◆ Sélection
****
Mouth Sounds
6.8
Mouth Sounds

Album de Neil Cicierega (2014)

Le duo Mouth Sounds et Mouth Silence est un pur produit de son époque ; celui d’un siècle où tout le monde peut avoir accès en quelques clics à la moindre parcelle de savoir et être rapidement baigné dans un flot de connaissances, d’informations, de culture. Comment s’y prendre dès lors pour digérer efficacement ses influences? Comment tirer son épingle du jeu lorsqu’on a potentiellement sur son iPod toute la musique jamais enregistrée? Neil Cicierega nous en propose – peut-être involontairement – une image hautement divertissante et plus profonde et intelligente qu’elle en a l’air.
****
D'après la sélection, de quel artiste est l'album Mouth Sounds, et en quelle année est-il sorti ?

◆ Données fournies
****
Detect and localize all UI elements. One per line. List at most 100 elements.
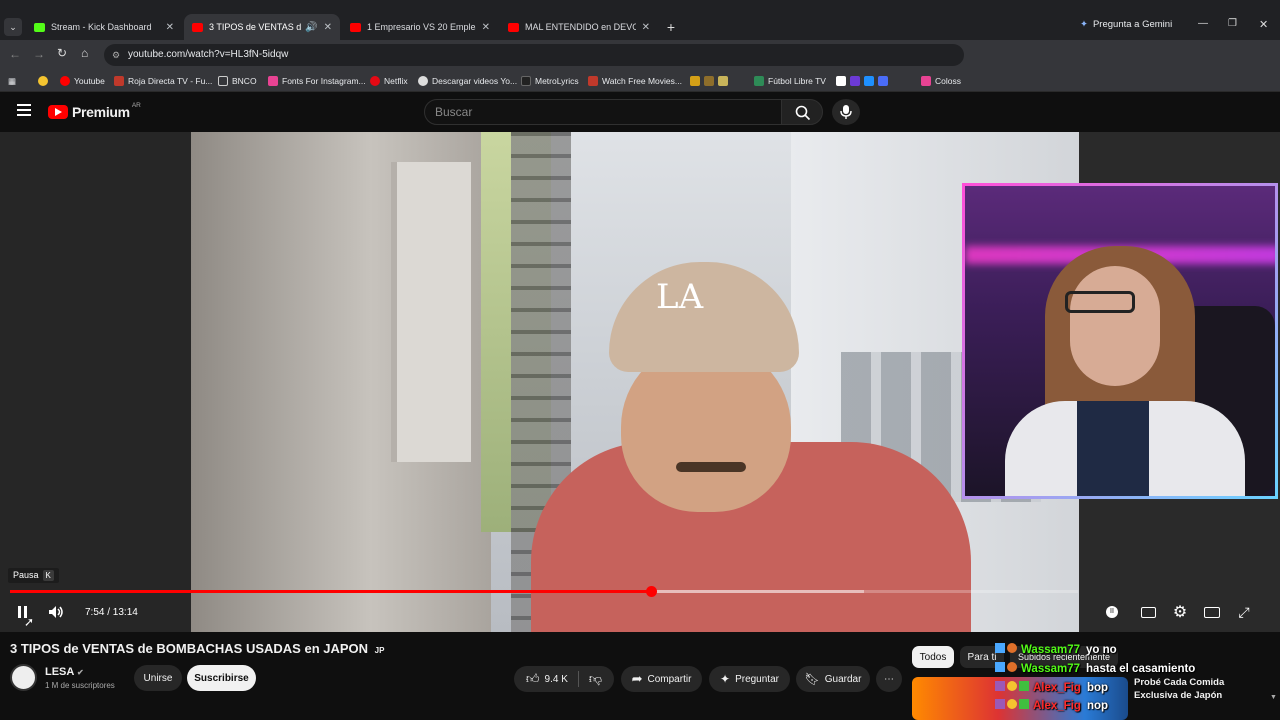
****
◆ Résultat
Il est de Neil Cicierega et il est sorti en 2014.